--- Begin PROVIDED ENTRIES ---

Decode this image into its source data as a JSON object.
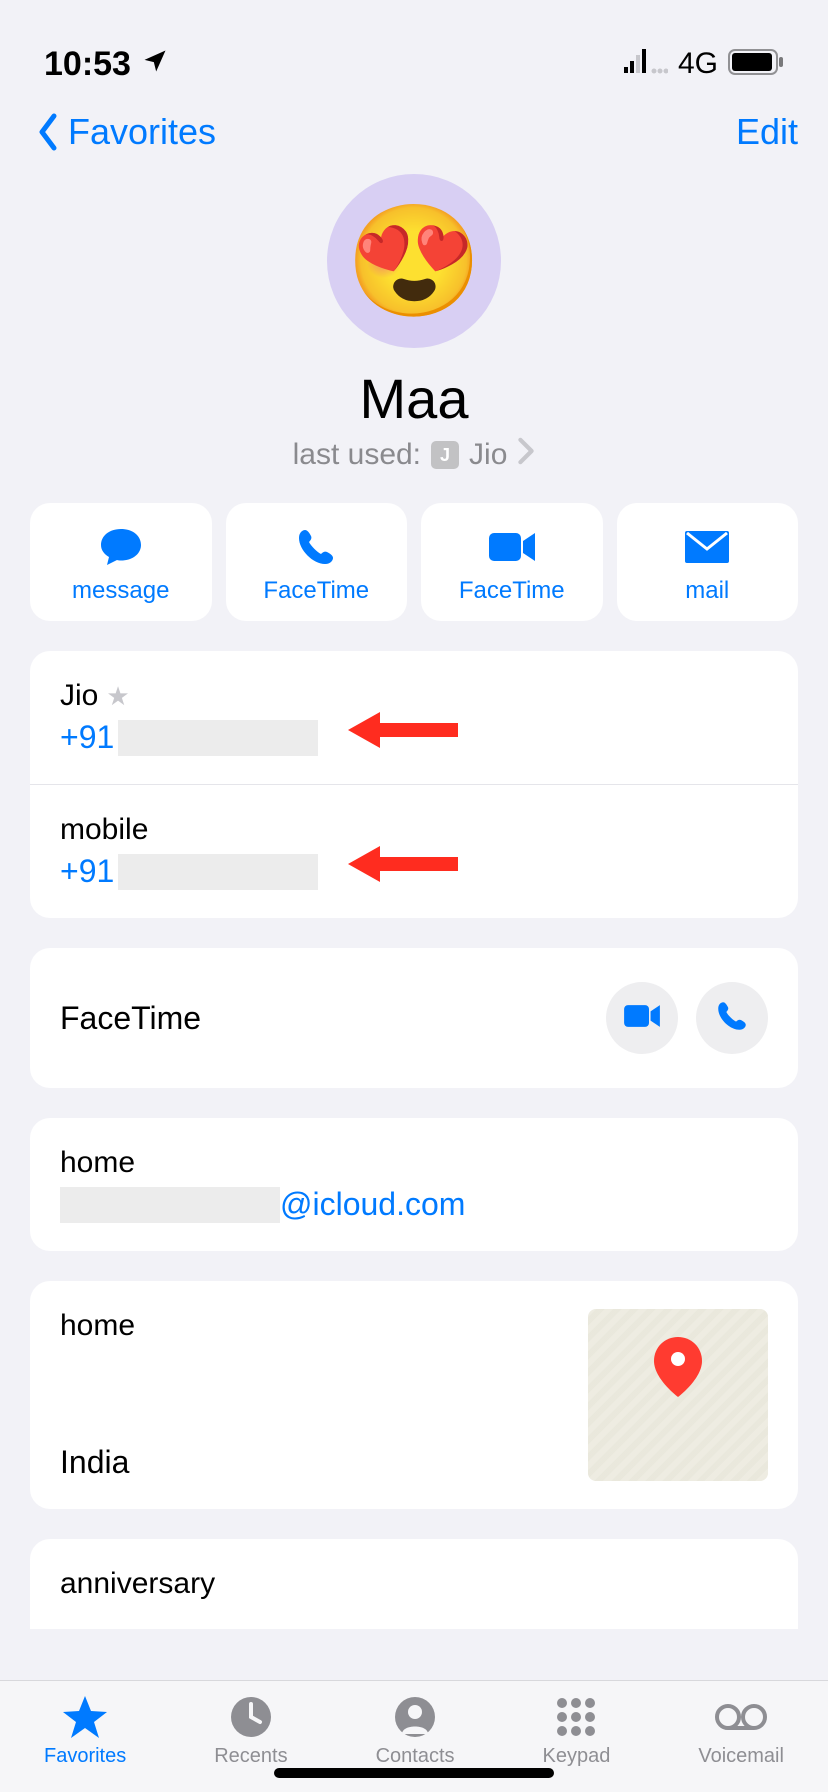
{
  "status": {
    "time": "10:53",
    "network": "4G"
  },
  "nav": {
    "back_label": "Favorites",
    "edit_label": "Edit"
  },
  "contact": {
    "avatar_emoji": "😍",
    "name": "Maa",
    "last_used_prefix": "last used:",
    "last_used_sim_badge": "J",
    "last_used_sim": "Jio"
  },
  "actions": [
    {
      "id": "message",
      "label": "message"
    },
    {
      "id": "facetime-audio",
      "label": "FaceTime"
    },
    {
      "id": "facetime-video",
      "label": "FaceTime"
    },
    {
      "id": "mail",
      "label": "mail"
    }
  ],
  "phones": [
    {
      "label": "Jio",
      "starred": true,
      "prefix": "+91",
      "number_redacted": true
    },
    {
      "label": "mobile",
      "starred": false,
      "prefix": "+91",
      "number_redacted": true
    }
  ],
  "facetime": {
    "label": "FaceTime"
  },
  "email": {
    "label": "home",
    "domain": "@icloud.com",
    "local_redacted": true
  },
  "address": {
    "label": "home",
    "country": "India"
  },
  "dates": {
    "label": "anniversary"
  },
  "tabs": [
    {
      "id": "favorites",
      "label": "Favorites",
      "active": true
    },
    {
      "id": "recents",
      "label": "Recents",
      "active": false
    },
    {
      "id": "contacts",
      "label": "Contacts",
      "active": false
    },
    {
      "id": "keypad",
      "label": "Keypad",
      "active": false
    },
    {
      "id": "voicemail",
      "label": "Voicemail",
      "active": false
    }
  ]
}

--- End PROVIDED ENTRIES ---

THE PROBLEM ▸
Copy the entries above faithfully and omit every image.

EXERCISE ANSWER ▸
Decode this image into its source data as a JSON object.
{
  "status": {
    "time": "10:53",
    "network": "4G"
  },
  "nav": {
    "back_label": "Favorites",
    "edit_label": "Edit"
  },
  "contact": {
    "avatar_emoji": "😍",
    "name": "Maa",
    "last_used_prefix": "last used:",
    "last_used_sim_badge": "J",
    "last_used_sim": "Jio"
  },
  "actions": [
    {
      "id": "message",
      "label": "message"
    },
    {
      "id": "facetime-audio",
      "label": "FaceTime"
    },
    {
      "id": "facetime-video",
      "label": "FaceTime"
    },
    {
      "id": "mail",
      "label": "mail"
    }
  ],
  "phones": [
    {
      "label": "Jio",
      "starred": true,
      "prefix": "+91",
      "number_redacted": true
    },
    {
      "label": "mobile",
      "starred": false,
      "prefix": "+91",
      "number_redacted": true
    }
  ],
  "facetime": {
    "label": "FaceTime"
  },
  "email": {
    "label": "home",
    "domain": "@icloud.com",
    "local_redacted": true
  },
  "address": {
    "label": "home",
    "country": "India"
  },
  "dates": {
    "label": "anniversary"
  },
  "tabs": [
    {
      "id": "favorites",
      "label": "Favorites",
      "active": true
    },
    {
      "id": "recents",
      "label": "Recents",
      "active": false
    },
    {
      "id": "contacts",
      "label": "Contacts",
      "active": false
    },
    {
      "id": "keypad",
      "label": "Keypad",
      "active": false
    },
    {
      "id": "voicemail",
      "label": "Voicemail",
      "active": false
    }
  ]
}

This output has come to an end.